-- GIVEN DATA start --

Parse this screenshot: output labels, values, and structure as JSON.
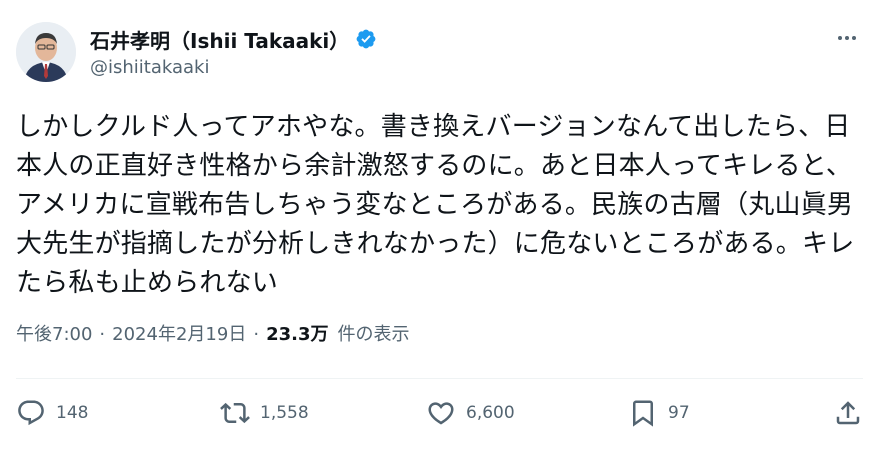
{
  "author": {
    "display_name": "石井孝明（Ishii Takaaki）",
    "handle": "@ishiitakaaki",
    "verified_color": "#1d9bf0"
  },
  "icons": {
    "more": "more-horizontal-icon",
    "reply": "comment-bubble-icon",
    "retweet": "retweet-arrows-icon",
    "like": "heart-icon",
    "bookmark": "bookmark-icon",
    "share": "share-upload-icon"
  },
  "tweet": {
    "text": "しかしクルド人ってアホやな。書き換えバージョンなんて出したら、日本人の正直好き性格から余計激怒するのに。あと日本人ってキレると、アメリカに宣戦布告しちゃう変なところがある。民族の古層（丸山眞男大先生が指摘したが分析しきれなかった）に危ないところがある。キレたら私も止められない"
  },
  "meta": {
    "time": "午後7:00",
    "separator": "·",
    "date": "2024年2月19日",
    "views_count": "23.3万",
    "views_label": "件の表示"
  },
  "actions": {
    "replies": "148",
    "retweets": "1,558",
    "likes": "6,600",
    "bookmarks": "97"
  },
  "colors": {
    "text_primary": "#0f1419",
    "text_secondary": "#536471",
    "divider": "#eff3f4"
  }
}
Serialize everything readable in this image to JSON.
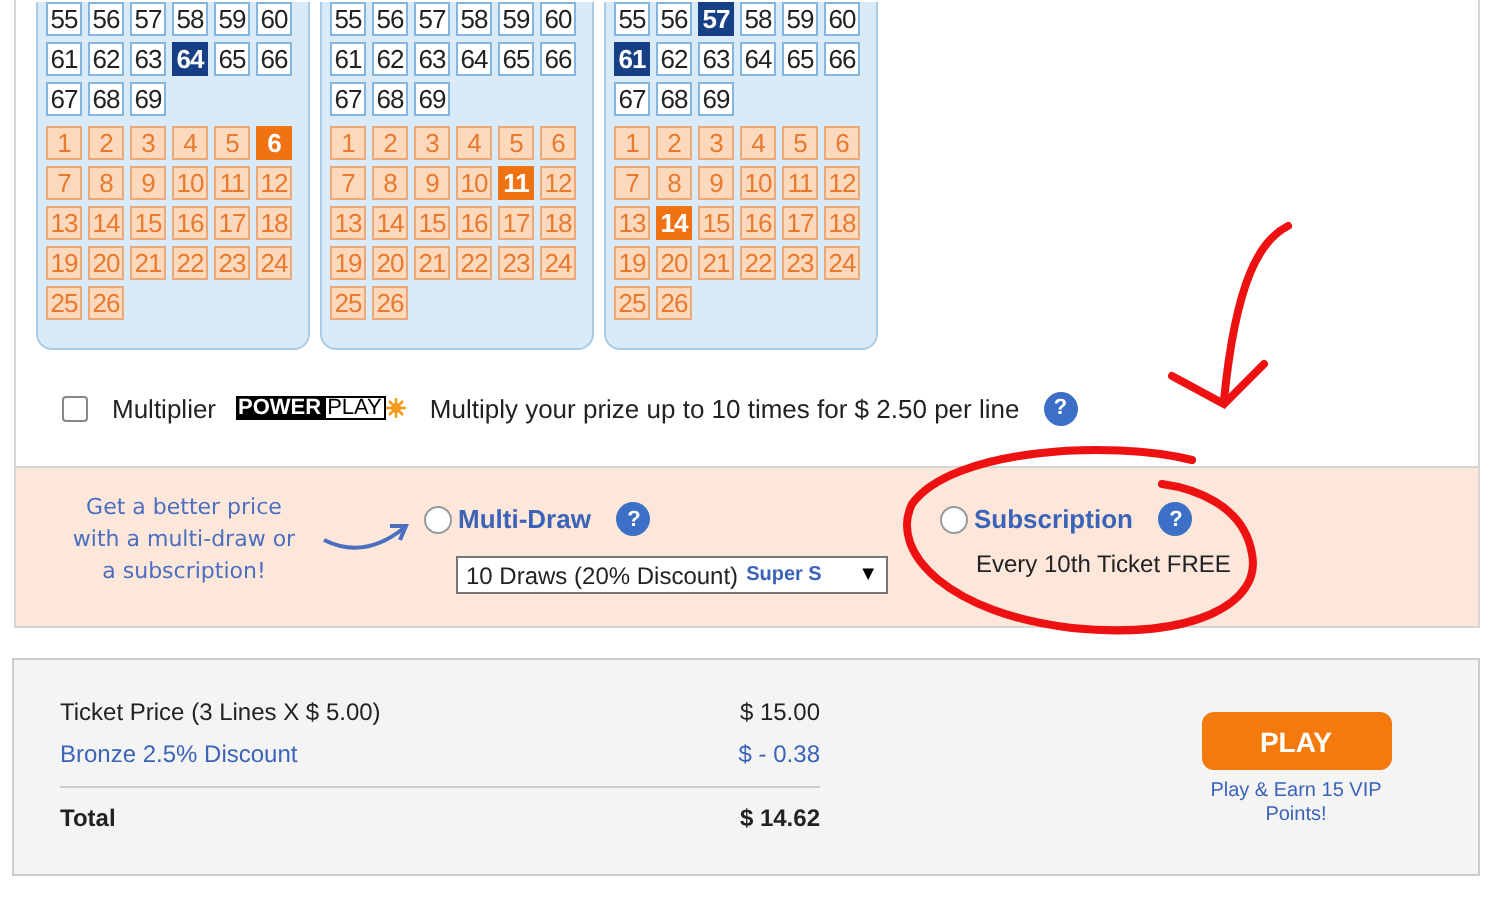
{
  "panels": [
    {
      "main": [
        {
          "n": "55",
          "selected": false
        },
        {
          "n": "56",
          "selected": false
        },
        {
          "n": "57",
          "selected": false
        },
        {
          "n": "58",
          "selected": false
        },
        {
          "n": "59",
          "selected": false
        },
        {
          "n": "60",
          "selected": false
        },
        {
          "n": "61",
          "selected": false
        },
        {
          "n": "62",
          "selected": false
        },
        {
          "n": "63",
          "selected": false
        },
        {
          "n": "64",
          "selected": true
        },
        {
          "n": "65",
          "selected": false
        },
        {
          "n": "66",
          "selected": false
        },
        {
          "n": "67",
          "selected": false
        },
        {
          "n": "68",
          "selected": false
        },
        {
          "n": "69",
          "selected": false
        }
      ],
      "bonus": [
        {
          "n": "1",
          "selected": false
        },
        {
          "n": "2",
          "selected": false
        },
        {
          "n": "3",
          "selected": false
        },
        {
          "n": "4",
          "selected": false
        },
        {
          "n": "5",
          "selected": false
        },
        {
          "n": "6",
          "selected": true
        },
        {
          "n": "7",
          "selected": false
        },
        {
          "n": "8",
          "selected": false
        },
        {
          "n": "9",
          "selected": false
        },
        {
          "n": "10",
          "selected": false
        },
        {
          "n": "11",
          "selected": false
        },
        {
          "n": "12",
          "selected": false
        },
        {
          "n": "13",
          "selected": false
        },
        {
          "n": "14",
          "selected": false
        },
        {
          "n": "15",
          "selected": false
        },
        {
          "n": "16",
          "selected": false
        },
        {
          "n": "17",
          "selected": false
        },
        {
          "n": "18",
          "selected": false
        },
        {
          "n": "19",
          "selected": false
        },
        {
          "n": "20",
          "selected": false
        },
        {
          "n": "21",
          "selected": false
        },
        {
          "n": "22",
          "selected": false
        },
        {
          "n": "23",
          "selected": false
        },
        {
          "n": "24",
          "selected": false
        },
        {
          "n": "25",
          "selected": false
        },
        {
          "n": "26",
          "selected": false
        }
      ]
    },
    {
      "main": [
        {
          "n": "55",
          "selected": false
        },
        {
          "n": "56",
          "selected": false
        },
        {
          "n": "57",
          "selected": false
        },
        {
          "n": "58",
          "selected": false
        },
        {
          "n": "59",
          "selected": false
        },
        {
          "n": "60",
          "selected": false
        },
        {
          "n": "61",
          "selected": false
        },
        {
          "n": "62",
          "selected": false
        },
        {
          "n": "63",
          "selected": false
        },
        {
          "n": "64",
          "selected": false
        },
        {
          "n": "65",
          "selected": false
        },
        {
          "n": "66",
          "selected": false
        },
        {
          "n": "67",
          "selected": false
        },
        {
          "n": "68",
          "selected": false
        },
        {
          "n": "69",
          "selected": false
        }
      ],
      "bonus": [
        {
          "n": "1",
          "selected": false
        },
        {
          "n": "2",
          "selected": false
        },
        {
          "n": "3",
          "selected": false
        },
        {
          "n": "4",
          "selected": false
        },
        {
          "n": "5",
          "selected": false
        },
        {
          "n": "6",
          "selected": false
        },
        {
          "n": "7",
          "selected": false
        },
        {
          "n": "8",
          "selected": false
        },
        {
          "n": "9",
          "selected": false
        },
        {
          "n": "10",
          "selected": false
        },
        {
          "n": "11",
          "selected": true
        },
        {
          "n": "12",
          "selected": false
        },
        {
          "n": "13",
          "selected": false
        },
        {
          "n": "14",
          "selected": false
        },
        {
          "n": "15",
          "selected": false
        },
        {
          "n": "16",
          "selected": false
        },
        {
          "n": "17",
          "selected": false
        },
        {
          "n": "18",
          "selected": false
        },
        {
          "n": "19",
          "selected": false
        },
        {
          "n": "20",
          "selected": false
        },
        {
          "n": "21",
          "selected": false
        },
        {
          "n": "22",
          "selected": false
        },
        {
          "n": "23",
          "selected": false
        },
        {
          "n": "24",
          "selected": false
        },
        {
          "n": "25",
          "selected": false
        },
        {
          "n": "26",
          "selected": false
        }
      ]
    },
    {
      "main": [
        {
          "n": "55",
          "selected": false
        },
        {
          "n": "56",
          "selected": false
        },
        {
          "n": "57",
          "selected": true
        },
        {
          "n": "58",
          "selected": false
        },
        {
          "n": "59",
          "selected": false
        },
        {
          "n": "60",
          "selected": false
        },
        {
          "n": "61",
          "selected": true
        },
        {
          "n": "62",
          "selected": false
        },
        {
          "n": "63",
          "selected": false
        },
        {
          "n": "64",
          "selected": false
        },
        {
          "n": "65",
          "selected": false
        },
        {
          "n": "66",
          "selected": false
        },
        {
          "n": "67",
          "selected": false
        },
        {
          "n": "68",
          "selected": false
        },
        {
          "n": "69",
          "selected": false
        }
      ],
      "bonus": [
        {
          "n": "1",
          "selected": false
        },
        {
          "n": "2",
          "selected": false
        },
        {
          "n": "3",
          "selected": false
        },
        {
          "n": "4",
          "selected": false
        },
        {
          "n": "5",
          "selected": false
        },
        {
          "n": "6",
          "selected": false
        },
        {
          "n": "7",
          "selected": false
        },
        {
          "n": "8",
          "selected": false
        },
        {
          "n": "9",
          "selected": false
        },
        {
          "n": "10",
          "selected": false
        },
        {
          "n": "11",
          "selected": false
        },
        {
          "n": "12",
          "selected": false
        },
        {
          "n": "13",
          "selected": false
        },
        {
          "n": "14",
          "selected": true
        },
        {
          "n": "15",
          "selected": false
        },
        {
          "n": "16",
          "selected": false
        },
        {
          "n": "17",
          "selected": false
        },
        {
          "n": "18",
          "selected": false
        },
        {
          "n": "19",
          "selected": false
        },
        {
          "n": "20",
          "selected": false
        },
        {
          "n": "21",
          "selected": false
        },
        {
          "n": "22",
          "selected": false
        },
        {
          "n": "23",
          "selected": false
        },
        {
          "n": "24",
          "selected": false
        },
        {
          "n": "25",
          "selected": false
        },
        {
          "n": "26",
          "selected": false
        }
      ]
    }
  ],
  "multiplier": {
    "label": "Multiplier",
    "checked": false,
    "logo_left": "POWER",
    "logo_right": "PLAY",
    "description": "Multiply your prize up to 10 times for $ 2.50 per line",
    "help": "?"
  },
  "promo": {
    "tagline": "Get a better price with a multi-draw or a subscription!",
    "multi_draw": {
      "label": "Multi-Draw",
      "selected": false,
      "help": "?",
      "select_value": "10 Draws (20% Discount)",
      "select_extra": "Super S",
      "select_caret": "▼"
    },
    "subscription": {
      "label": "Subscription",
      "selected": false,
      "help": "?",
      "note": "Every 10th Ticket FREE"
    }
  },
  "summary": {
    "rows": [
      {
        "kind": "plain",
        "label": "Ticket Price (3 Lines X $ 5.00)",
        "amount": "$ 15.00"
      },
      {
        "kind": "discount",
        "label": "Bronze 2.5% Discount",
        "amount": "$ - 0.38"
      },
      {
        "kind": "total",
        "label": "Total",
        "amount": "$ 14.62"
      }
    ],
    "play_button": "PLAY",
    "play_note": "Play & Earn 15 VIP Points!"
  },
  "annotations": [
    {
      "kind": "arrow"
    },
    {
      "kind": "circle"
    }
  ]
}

-- GIVEN DATA end --

• _WHAT TO WORK ON_: Go through the records line by line and count those containing the string "JSON". Give only the total.

• _ANSWER TO THE PROBLEM_: 2